* DO THIS *
Select the lines that contain "Online" and copy each of them.

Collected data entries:
[START]

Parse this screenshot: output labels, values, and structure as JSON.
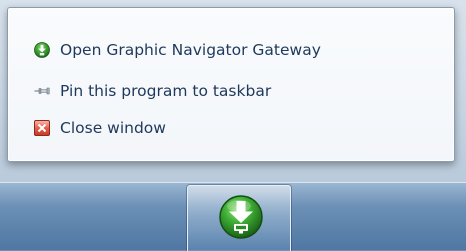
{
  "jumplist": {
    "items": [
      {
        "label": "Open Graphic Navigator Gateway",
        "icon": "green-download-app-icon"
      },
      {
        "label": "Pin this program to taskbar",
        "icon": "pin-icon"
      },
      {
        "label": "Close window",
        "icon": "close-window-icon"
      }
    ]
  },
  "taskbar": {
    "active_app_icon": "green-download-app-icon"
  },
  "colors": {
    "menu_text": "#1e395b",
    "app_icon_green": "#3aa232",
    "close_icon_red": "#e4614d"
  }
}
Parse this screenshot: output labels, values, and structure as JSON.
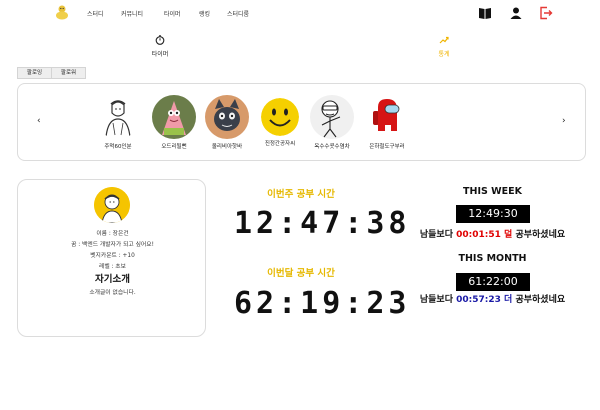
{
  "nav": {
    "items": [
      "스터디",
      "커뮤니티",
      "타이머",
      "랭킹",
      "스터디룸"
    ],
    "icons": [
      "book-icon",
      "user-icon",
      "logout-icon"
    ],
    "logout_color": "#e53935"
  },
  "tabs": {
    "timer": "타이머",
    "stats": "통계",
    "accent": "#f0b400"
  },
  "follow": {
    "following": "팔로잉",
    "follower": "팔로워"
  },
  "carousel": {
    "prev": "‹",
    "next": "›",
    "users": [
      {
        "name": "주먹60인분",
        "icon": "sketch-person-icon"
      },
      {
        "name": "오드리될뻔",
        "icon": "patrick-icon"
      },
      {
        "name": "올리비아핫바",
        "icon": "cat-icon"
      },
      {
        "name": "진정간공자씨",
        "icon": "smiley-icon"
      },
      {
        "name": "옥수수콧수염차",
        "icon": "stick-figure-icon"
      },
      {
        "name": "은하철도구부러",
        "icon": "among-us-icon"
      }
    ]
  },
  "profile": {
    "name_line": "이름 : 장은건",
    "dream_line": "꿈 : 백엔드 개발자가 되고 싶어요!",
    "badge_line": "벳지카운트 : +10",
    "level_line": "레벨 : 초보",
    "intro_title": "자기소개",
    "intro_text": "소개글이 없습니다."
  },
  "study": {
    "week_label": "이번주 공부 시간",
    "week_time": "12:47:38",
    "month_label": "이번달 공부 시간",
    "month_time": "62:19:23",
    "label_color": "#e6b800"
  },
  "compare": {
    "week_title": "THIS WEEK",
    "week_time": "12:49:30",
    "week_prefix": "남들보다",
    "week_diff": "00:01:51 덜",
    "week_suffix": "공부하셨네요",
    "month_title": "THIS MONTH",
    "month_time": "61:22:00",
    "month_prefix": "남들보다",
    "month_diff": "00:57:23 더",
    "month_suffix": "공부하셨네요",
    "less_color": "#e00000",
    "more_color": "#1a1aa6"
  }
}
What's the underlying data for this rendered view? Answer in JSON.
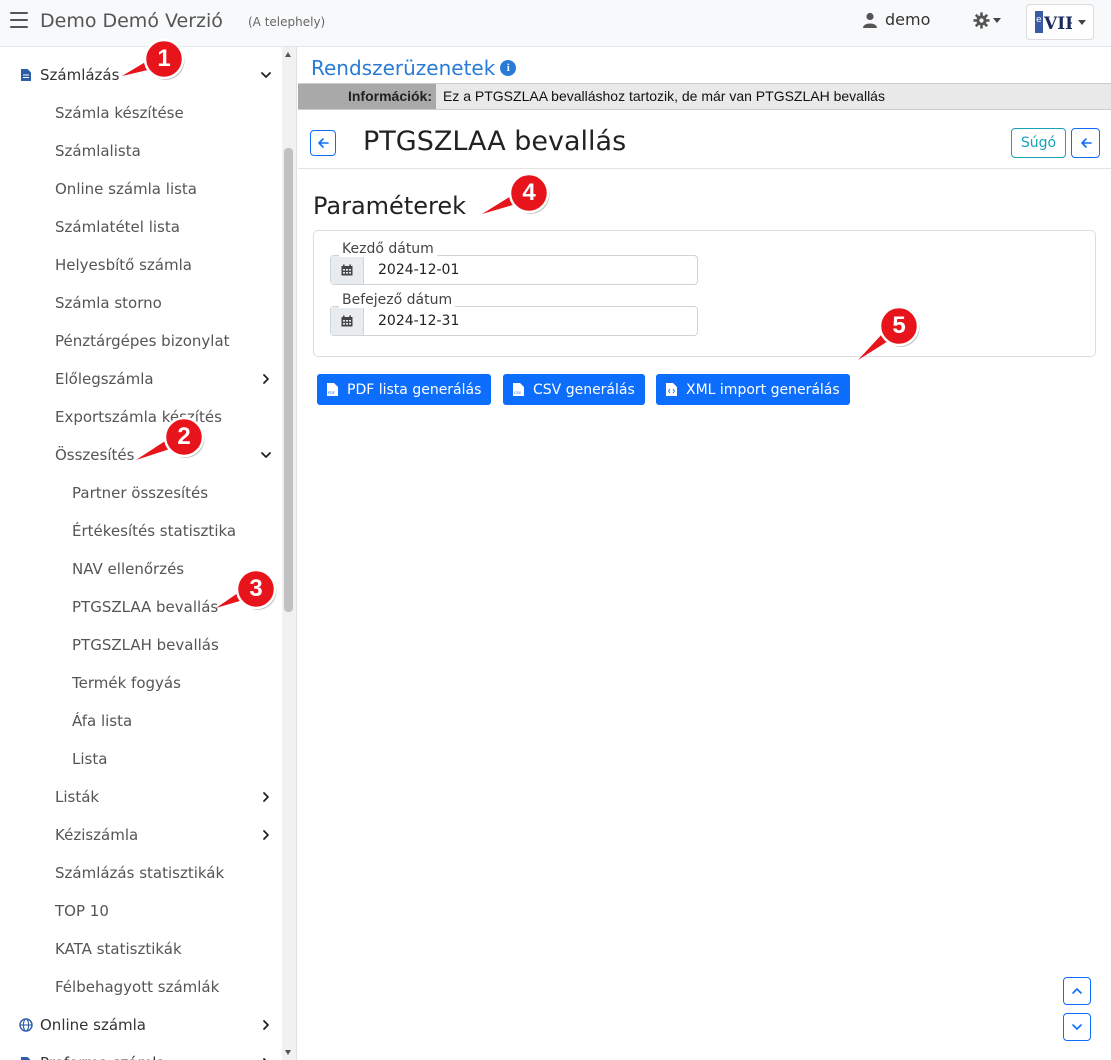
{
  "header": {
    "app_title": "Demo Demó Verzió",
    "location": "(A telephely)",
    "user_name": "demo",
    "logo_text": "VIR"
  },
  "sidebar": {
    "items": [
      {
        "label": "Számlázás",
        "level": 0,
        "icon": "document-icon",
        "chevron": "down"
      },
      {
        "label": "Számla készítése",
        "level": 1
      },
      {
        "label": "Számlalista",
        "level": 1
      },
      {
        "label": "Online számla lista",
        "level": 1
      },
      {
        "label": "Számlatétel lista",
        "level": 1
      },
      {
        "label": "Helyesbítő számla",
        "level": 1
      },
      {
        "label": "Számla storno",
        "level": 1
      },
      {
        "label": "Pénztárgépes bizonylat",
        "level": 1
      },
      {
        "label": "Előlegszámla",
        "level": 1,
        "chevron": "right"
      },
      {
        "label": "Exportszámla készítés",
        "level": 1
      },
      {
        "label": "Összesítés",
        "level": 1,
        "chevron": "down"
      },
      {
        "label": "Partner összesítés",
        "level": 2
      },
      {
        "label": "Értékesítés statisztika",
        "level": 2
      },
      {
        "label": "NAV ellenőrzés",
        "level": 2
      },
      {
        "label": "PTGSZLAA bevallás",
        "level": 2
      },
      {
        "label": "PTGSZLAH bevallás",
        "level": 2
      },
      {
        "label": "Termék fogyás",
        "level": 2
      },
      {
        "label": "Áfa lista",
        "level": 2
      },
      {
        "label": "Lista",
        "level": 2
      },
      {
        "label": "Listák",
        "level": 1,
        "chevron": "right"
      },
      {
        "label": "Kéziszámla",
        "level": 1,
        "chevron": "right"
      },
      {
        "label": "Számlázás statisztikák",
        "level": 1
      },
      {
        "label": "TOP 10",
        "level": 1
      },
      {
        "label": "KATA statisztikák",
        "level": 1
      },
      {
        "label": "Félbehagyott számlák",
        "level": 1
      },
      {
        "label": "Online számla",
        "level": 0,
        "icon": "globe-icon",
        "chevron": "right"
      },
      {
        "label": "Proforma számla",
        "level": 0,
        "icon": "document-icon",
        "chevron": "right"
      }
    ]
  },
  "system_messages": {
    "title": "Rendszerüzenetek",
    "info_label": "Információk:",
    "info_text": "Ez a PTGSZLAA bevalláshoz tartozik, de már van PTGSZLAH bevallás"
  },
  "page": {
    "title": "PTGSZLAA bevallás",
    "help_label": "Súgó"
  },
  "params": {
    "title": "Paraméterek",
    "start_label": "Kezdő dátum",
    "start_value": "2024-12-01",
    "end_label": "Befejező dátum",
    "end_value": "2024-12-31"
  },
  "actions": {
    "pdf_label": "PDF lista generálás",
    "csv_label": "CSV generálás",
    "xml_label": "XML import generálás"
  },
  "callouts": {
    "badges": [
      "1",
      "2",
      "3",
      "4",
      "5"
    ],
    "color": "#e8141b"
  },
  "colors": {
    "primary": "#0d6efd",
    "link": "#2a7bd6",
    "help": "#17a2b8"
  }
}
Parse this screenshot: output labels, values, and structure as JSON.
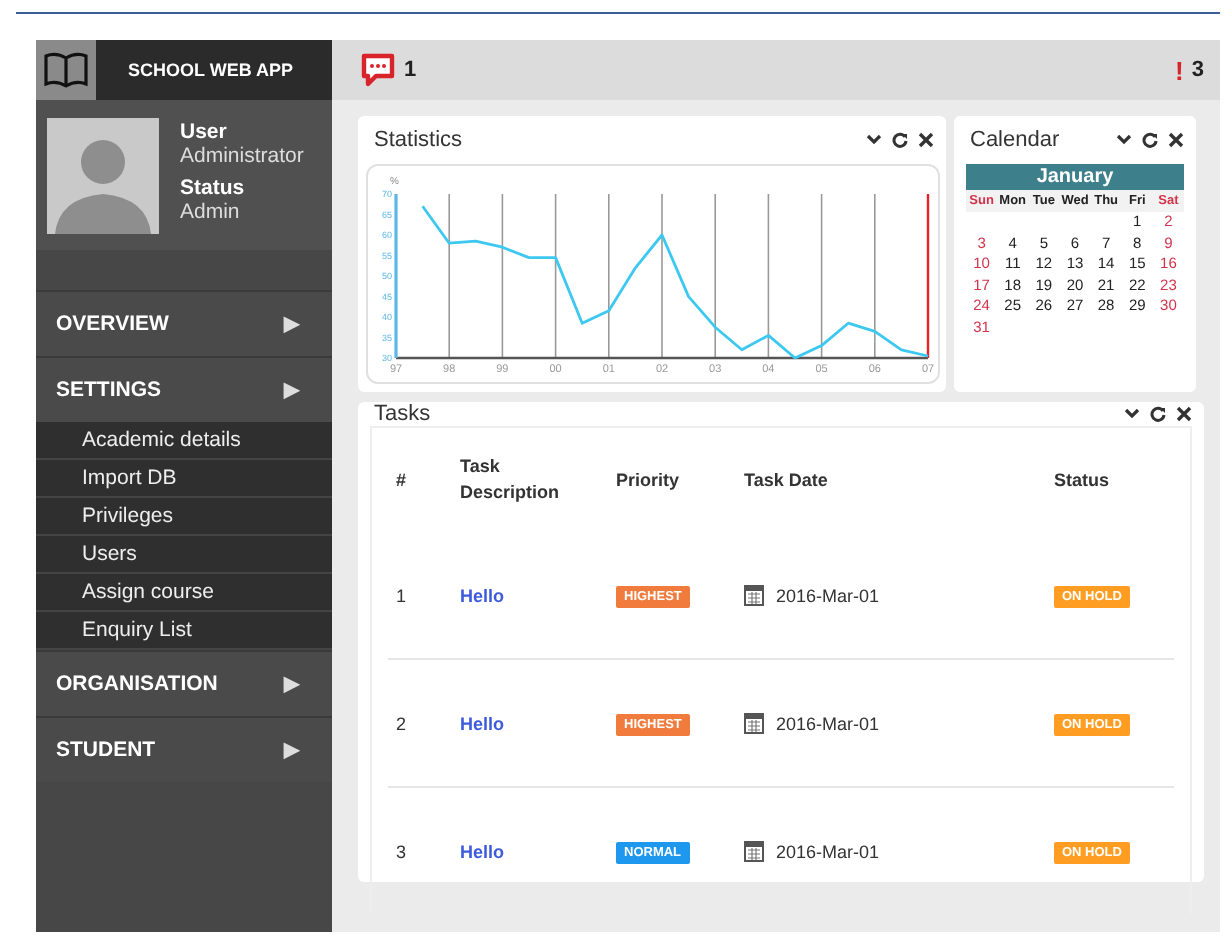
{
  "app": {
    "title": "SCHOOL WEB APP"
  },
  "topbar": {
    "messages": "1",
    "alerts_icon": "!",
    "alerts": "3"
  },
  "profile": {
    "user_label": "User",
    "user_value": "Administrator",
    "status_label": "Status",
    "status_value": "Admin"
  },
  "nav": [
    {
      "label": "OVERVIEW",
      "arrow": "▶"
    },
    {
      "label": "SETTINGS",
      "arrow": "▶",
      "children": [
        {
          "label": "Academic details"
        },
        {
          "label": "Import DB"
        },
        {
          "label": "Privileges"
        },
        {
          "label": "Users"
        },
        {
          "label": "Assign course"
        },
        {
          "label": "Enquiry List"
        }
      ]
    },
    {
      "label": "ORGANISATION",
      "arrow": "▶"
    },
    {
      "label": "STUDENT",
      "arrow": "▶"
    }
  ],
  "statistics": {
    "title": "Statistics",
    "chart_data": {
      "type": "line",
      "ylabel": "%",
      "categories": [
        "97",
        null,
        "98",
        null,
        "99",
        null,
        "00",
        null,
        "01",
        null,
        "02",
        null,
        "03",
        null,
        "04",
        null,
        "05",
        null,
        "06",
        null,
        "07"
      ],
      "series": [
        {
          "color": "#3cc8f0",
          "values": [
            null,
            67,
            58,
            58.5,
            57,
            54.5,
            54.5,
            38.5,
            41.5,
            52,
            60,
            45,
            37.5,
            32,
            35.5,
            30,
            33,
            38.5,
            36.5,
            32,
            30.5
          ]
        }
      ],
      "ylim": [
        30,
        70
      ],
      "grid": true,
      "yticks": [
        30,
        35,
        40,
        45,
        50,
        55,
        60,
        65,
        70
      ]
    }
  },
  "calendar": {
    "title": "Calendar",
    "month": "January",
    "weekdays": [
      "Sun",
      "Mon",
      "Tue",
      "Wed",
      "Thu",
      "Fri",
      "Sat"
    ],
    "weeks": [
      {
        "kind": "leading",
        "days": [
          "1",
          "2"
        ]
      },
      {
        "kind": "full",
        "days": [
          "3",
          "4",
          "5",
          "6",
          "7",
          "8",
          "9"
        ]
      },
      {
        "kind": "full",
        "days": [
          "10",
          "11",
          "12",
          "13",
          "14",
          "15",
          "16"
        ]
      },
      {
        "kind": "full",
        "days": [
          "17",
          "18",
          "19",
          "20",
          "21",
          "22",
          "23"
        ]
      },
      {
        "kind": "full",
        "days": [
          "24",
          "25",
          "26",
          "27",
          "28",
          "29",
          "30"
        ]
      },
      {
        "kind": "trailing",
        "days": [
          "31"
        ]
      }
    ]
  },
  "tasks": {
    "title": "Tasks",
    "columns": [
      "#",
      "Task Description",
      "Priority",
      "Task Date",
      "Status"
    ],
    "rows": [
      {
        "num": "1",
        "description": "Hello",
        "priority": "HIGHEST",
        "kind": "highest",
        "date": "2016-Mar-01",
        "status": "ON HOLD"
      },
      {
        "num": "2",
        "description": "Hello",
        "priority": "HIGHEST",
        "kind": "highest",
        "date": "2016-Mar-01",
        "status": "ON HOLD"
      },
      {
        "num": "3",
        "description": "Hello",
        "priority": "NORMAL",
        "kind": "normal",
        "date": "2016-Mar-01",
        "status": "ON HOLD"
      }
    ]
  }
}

[END]

* RESULT OF THE EXERCISE *
        "label": "Online számla lista",
        "label": "Online számla",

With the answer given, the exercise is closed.